_AIM_: Exclude the pictures, then copy all remaining records exactly.
__________
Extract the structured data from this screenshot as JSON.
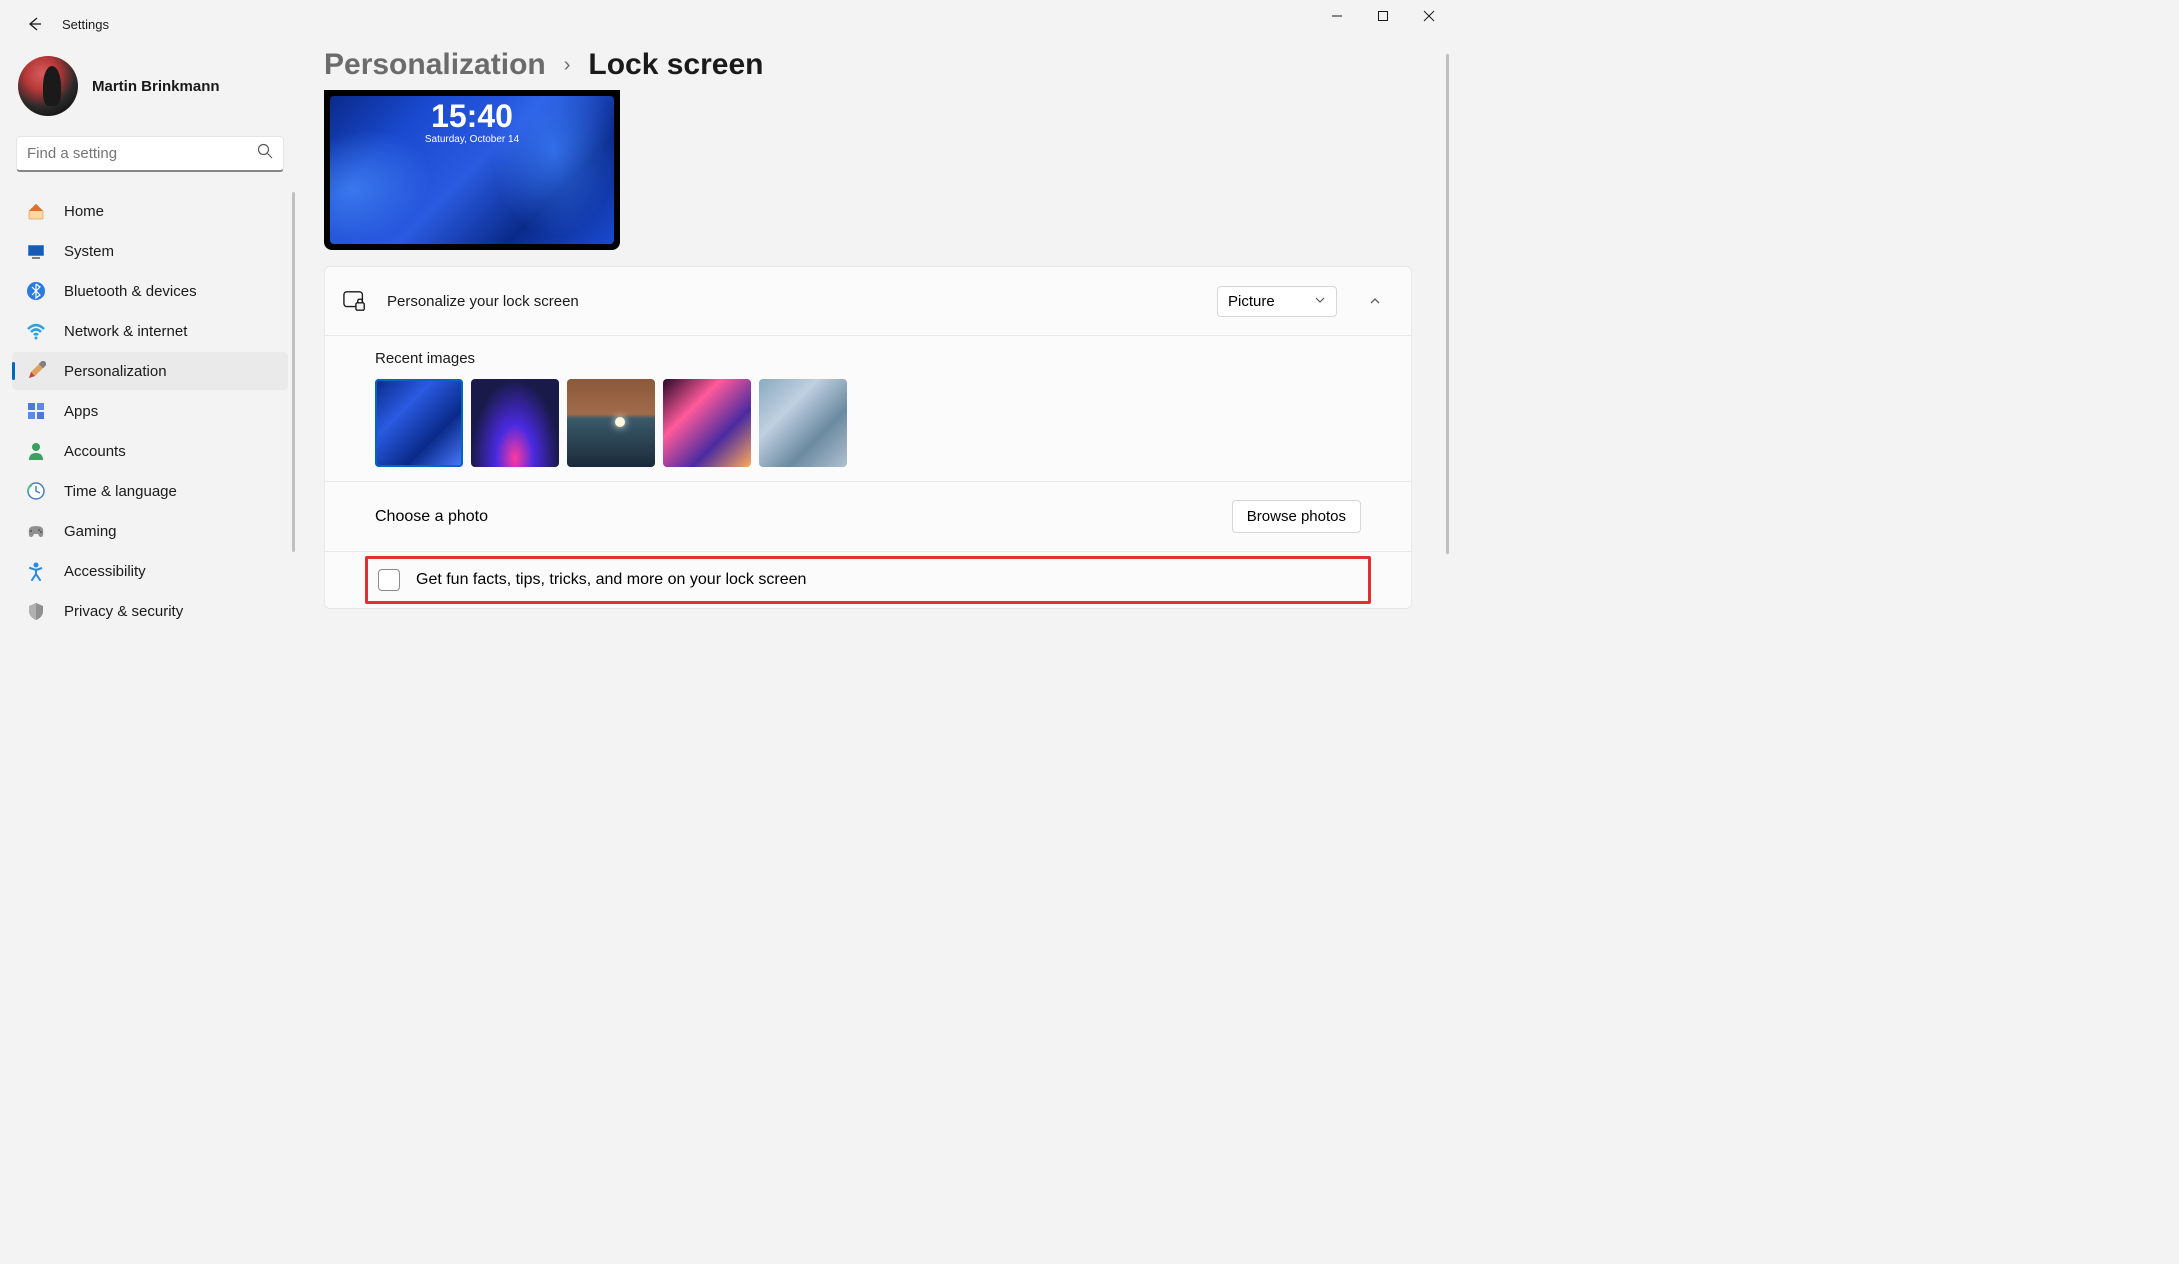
{
  "window": {
    "title": "Settings"
  },
  "user": {
    "name": "Martin Brinkmann"
  },
  "search": {
    "placeholder": "Find a setting"
  },
  "nav": {
    "items": [
      {
        "id": "home",
        "label": "Home"
      },
      {
        "id": "system",
        "label": "System"
      },
      {
        "id": "bluetooth",
        "label": "Bluetooth & devices"
      },
      {
        "id": "network",
        "label": "Network & internet"
      },
      {
        "id": "personalization",
        "label": "Personalization",
        "active": true
      },
      {
        "id": "apps",
        "label": "Apps"
      },
      {
        "id": "accounts",
        "label": "Accounts"
      },
      {
        "id": "time",
        "label": "Time & language"
      },
      {
        "id": "gaming",
        "label": "Gaming"
      },
      {
        "id": "accessibility",
        "label": "Accessibility"
      },
      {
        "id": "privacy",
        "label": "Privacy & security"
      }
    ]
  },
  "breadcrumb": {
    "parent": "Personalization",
    "current": "Lock screen"
  },
  "preview": {
    "time": "15:40",
    "date": "Saturday, October 14"
  },
  "personalize": {
    "label": "Personalize your lock screen",
    "dropdown_value": "Picture"
  },
  "recent": {
    "title": "Recent images"
  },
  "choose": {
    "label": "Choose a photo",
    "button": "Browse photos"
  },
  "funfacts": {
    "label": "Get fun facts, tips, tricks, and more on your lock screen",
    "checked": false
  }
}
__________
_THE OUTPUT_:
Extract the structured data from this screenshot as JSON.
{
  "window": {
    "title": "Settings"
  },
  "user": {
    "name": "Martin Brinkmann"
  },
  "search": {
    "placeholder": "Find a setting"
  },
  "nav": {
    "items": [
      {
        "id": "home",
        "label": "Home"
      },
      {
        "id": "system",
        "label": "System"
      },
      {
        "id": "bluetooth",
        "label": "Bluetooth & devices"
      },
      {
        "id": "network",
        "label": "Network & internet"
      },
      {
        "id": "personalization",
        "label": "Personalization",
        "active": true
      },
      {
        "id": "apps",
        "label": "Apps"
      },
      {
        "id": "accounts",
        "label": "Accounts"
      },
      {
        "id": "time",
        "label": "Time & language"
      },
      {
        "id": "gaming",
        "label": "Gaming"
      },
      {
        "id": "accessibility",
        "label": "Accessibility"
      },
      {
        "id": "privacy",
        "label": "Privacy & security"
      }
    ]
  },
  "breadcrumb": {
    "parent": "Personalization",
    "current": "Lock screen"
  },
  "preview": {
    "time": "15:40",
    "date": "Saturday, October 14"
  },
  "personalize": {
    "label": "Personalize your lock screen",
    "dropdown_value": "Picture"
  },
  "recent": {
    "title": "Recent images"
  },
  "choose": {
    "label": "Choose a photo",
    "button": "Browse photos"
  },
  "funfacts": {
    "label": "Get fun facts, tips, tricks, and more on your lock screen",
    "checked": false
  }
}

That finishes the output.